/---
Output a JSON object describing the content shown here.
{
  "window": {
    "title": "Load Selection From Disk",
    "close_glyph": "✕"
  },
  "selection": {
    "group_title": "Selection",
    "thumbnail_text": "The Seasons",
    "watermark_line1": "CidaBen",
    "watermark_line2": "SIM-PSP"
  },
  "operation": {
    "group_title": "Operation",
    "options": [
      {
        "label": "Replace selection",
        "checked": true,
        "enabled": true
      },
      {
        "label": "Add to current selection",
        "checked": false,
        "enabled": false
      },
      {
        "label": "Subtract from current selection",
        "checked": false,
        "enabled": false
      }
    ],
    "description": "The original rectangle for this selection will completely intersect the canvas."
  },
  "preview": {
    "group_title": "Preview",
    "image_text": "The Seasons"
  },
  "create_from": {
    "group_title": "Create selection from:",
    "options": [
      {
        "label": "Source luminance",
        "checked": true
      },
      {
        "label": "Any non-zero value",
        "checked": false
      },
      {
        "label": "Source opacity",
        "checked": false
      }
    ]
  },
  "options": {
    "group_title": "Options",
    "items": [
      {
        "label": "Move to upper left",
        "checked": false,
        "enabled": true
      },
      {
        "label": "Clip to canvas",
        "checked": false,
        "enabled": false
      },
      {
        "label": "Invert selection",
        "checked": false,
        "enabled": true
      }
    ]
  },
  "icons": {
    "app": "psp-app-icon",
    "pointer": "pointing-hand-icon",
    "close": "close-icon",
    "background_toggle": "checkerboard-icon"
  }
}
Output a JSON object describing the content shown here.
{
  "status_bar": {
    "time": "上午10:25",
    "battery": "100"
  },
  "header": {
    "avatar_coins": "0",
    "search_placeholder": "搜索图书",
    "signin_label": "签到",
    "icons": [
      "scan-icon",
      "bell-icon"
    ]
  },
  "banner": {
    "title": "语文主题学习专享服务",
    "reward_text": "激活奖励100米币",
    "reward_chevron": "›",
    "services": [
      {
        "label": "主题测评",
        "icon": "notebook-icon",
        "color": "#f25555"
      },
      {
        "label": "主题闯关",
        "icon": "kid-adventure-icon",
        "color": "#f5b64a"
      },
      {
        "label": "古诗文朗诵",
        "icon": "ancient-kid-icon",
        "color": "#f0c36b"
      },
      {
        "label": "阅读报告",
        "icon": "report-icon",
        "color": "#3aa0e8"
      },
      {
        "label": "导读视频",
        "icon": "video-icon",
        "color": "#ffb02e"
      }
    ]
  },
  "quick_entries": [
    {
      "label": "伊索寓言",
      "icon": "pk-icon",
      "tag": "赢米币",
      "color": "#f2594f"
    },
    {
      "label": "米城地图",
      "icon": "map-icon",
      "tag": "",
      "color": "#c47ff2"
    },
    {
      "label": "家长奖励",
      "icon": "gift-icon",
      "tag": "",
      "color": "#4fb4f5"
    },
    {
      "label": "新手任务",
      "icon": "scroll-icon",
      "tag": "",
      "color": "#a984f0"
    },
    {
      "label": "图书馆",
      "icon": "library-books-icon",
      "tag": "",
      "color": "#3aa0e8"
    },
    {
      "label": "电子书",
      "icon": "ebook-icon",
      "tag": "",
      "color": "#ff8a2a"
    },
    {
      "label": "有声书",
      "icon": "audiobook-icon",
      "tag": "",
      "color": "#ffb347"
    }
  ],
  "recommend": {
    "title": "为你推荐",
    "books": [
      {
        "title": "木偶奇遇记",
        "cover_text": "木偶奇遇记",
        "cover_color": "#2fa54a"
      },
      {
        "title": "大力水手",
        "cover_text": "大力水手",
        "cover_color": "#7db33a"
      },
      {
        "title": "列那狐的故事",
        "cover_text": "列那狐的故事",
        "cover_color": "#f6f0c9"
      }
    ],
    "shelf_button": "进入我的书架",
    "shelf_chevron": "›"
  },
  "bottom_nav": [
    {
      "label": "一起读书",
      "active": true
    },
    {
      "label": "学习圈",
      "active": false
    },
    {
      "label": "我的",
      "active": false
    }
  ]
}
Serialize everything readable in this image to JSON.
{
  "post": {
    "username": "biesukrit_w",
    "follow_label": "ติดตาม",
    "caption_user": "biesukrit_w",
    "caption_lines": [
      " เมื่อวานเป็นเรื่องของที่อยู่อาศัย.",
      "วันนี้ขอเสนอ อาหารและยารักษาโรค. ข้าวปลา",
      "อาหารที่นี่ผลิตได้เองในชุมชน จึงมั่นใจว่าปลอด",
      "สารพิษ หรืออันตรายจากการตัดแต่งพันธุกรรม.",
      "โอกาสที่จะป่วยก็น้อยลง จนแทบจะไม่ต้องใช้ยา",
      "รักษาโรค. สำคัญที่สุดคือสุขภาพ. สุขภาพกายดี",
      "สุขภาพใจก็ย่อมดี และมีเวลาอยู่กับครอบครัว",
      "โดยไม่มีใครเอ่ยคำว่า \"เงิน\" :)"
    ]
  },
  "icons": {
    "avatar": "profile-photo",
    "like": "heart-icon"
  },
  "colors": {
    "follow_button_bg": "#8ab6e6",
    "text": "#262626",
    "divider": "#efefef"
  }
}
\---
Repeat the data above, word for word.

▸ Solution below:
Output a JSON object describing the content shown here.
{
  "window": {
    "title": "Load Selection From Disk",
    "close_glyph": "✕"
  },
  "selection": {
    "group_title": "Selection",
    "thumbnail_text": "The Seasons",
    "watermark_line1": "CidaBen",
    "watermark_line2": "SIM-PSP"
  },
  "operation": {
    "group_title": "Operation",
    "options": [
      {
        "label": "Replace selection",
        "checked": true,
        "enabled": true
      },
      {
        "label": "Add to current selection",
        "checked": false,
        "enabled": false
      },
      {
        "label": "Subtract from current selection",
        "checked": false,
        "enabled": false
      }
    ],
    "description": "The original rectangle for this selection will completely intersect the canvas."
  },
  "preview": {
    "group_title": "Preview",
    "image_text": "The Seasons"
  },
  "create_from": {
    "group_title": "Create selection from:",
    "options": [
      {
        "label": "Source luminance",
        "checked": true
      },
      {
        "label": "Any non-zero value",
        "checked": false
      },
      {
        "label": "Source opacity",
        "checked": false
      }
    ]
  },
  "options": {
    "group_title": "Options",
    "items": [
      {
        "label": "Move to upper left",
        "checked": false,
        "enabled": true
      },
      {
        "label": "Clip to canvas",
        "checked": false,
        "enabled": false
      },
      {
        "label": "Invert selection",
        "checked": false,
        "enabled": true
      }
    ]
  },
  "icons": {
    "app": "psp-app-icon",
    "pointer": "pointing-hand-icon",
    "close": "close-icon",
    "background_toggle": "checkerboard-icon"
  }
}
Output a JSON object describing the content shown here.
{
  "status_bar": {
    "time": "上午10:25",
    "battery": "100"
  },
  "header": {
    "avatar_coins": "0",
    "search_placeholder": "搜索图书",
    "signin_label": "签到",
    "icons": [
      "scan-icon",
      "bell-icon"
    ]
  },
  "banner": {
    "title": "语文主题学习专享服务",
    "reward_text": "激活奖励100米币",
    "reward_chevron": "›",
    "services": [
      {
        "label": "主题测评",
        "icon": "notebook-icon",
        "color": "#f25555"
      },
      {
        "label": "主题闯关",
        "icon": "kid-adventure-icon",
        "color": "#f5b64a"
      },
      {
        "label": "古诗文朗诵",
        "icon": "ancient-kid-icon",
        "color": "#f0c36b"
      },
      {
        "label": "阅读报告",
        "icon": "report-icon",
        "color": "#3aa0e8"
      },
      {
        "label": "导读视频",
        "icon": "video-icon",
        "color": "#ffb02e"
      }
    ]
  },
  "quick_entries": [
    {
      "label": "伊索寓言",
      "icon": "pk-icon",
      "tag": "赢米币",
      "color": "#f2594f"
    },
    {
      "label": "米城地图",
      "icon": "map-icon",
      "tag": "",
      "color": "#c47ff2"
    },
    {
      "label": "家长奖励",
      "icon": "gift-icon",
      "tag": "",
      "color": "#4fb4f5"
    },
    {
      "label": "新手任务",
      "icon": "scroll-icon",
      "tag": "",
      "color": "#a984f0"
    },
    {
      "label": "图书馆",
      "icon": "library-books-icon",
      "tag": "",
      "color": "#3aa0e8"
    },
    {
      "label": "电子书",
      "icon": "ebook-icon",
      "tag": "",
      "color": "#ff8a2a"
    },
    {
      "label": "有声书",
      "icon": "audiobook-icon",
      "tag": "",
      "color": "#ffb347"
    }
  ],
  "recommend": {
    "title": "为你推荐",
    "books": [
      {
        "title": "木偶奇遇记",
        "cover_text": "木偶奇遇记",
        "cover_color": "#2fa54a"
      },
      {
        "title": "大力水手",
        "cover_text": "大力水手",
        "cover_color": "#7db33a"
      },
      {
        "title": "列那狐的故事",
        "cover_text": "列那狐的故事",
        "cover_color": "#f6f0c9"
      }
    ],
    "shelf_button": "进入我的书架",
    "shelf_chevron": "›"
  },
  "bottom_nav": [
    {
      "label": "一起读书",
      "active": true
    },
    {
      "label": "学习圈",
      "active": false
    },
    {
      "label": "我的",
      "active": false
    }
  ]
}
Serialize everything readable in this image to JSON.
{
  "post": {
    "username": "biesukrit_w",
    "follow_label": "ติดตาม",
    "caption_user": "biesukrit_w",
    "caption_lines": [
      " เมื่อวานเป็นเรื่องของที่อยู่อาศัย.",
      "วันนี้ขอเสนอ อาหารและยารักษาโรค. ข้าวปลา",
      "อาหารที่นี่ผลิตได้เองในชุมชน จึงมั่นใจว่าปลอด",
      "สารพิษ หรืออันตรายจากการตัดแต่งพันธุกรรม.",
      "โอกาสที่จะป่วยก็น้อยลง จนแทบจะไม่ต้องใช้ยา",
      "รักษาโรค. สำคัญที่สุดคือสุขภาพ. สุขภาพกายดี",
      "สุขภาพใจก็ย่อมดี และมีเวลาอยู่กับครอบครัว",
      "โดยไม่มีใครเอ่ยคำว่า \"เงิน\" :)"
    ]
  },
  "icons": {
    "avatar": "profile-photo",
    "like": "heart-icon"
  },
  "colors": {
    "follow_button_bg": "#8ab6e6",
    "text": "#262626",
    "divider": "#efefef"
  }
}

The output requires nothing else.